**Text provided**
────
# Well-supported PCI Express Wifi card?



## ecd (Jul 3, 2017)

I'm in the situation where my desktop needs to have wifi. It runs the latest RELEASE amd64 version of FreeBSD. I would much rather have wired ethernet, but it's rather difficult to run wires in my current setup.

Are there any well-supported, high quality desktop WiFi cards? I've been trying to cross-reference the Supported Devices list with online reviews, but it's a tedious process and I don't know if each "supported device" is supported to the same levels of performance/reliability. That is, are some barely functional while others are high-performance and reliable? The Supported Devices list also doesn't indicate which form-factor they are. I'm specifically looking for an PCIe card while many of the devices appear to be USB dongles.

If there's not a specific card recommendation, are there brands/drivers I should avoid or favor? Broadcom? Atheros? Buffalo?


----------



## Phishfry (Jul 3, 2017)

Atheros is the best supported.
I have 2 preferred routes. One is a PCIe Card that takes MiniPCIe modules or an OEM card from HP like this:
http://www.ebay.com/itm/331649961742

Or build your own:
http://www.ebay.com/itm/182452589094
And then add anything you want. Ubiquity SR71E is a really nice card. Budget card is AR9380.


----------
────
**Instruction**
Reproduce the passage of the PCIe wifi card thread that starts at "## ecd (Jul" and ends at "Broadcom? Atheros? Buffalo?".

(Records from a collection)
────
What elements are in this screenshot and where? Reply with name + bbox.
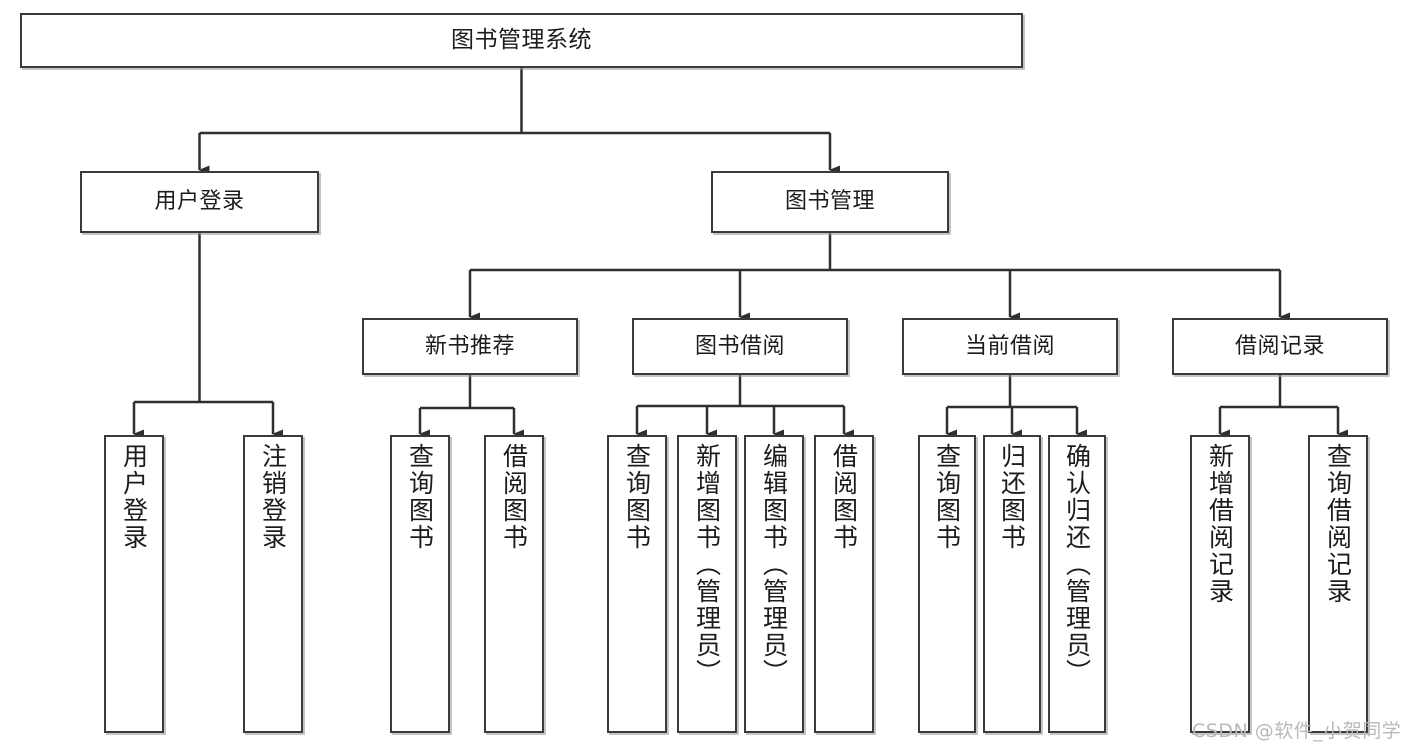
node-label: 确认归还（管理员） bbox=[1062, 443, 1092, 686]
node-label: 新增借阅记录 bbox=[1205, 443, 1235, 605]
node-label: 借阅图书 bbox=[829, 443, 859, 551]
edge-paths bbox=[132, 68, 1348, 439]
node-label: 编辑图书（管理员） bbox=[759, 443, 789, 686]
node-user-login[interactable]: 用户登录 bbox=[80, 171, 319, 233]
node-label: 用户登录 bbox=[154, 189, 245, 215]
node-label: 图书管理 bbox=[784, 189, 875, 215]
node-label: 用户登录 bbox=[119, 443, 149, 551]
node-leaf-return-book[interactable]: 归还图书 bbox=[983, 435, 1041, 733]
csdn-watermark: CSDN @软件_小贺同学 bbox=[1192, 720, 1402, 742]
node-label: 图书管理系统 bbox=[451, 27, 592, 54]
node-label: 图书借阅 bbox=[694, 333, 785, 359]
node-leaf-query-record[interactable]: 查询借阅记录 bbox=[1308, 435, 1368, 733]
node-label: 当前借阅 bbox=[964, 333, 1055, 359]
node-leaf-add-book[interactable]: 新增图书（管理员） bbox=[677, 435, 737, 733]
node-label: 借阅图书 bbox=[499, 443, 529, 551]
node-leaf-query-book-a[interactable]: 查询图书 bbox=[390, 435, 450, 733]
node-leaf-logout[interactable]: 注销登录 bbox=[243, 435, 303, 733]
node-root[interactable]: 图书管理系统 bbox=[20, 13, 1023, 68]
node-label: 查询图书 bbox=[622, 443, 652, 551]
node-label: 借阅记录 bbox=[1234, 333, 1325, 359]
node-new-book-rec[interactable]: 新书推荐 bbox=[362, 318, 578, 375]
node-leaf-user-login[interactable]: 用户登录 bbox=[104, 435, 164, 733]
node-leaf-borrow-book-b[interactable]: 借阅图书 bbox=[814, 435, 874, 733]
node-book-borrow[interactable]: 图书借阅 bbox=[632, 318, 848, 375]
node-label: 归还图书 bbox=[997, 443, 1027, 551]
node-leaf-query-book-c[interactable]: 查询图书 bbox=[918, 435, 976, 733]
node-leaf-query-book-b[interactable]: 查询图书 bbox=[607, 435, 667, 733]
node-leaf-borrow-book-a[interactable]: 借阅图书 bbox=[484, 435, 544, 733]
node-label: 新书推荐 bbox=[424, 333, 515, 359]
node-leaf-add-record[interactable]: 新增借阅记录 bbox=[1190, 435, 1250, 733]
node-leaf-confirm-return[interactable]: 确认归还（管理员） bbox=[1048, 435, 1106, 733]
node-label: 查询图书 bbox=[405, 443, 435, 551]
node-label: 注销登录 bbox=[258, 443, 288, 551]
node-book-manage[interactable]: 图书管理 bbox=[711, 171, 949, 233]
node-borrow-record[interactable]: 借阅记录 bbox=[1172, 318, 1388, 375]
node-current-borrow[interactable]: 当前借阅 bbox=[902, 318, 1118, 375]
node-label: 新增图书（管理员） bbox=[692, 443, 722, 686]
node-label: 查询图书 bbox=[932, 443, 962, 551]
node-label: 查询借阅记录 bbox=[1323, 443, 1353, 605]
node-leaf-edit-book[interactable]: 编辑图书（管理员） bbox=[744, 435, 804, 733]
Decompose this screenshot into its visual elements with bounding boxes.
────
**Solved problem**
## ecd (Jul 3, 2017)

I'm in the situation where my desktop needs to have wifi. It runs the latest RELEASE amd64 version of FreeBSD. I would much rather have wired ethernet, but it's rather difficult to run wires in my current setup.

Are there any well-supported, high quality desktop WiFi cards? I've been trying to cross-reference the Supported Devices list with online reviews, but it's a tedious process and I don't know if each "supported device" is supported to the same levels of performance/reliability. That is, are some barely functional while others are high-performance and reliable? The Supported Devices list also doesn't indicate which form-factor they are. I'm specifically looking for an PCIe card while many of the devices appear to be USB dongles.

If there's not a specific card recommendation, are there brands/drivers I should avoid or favor? Broadcom? Atheros? Buffalo?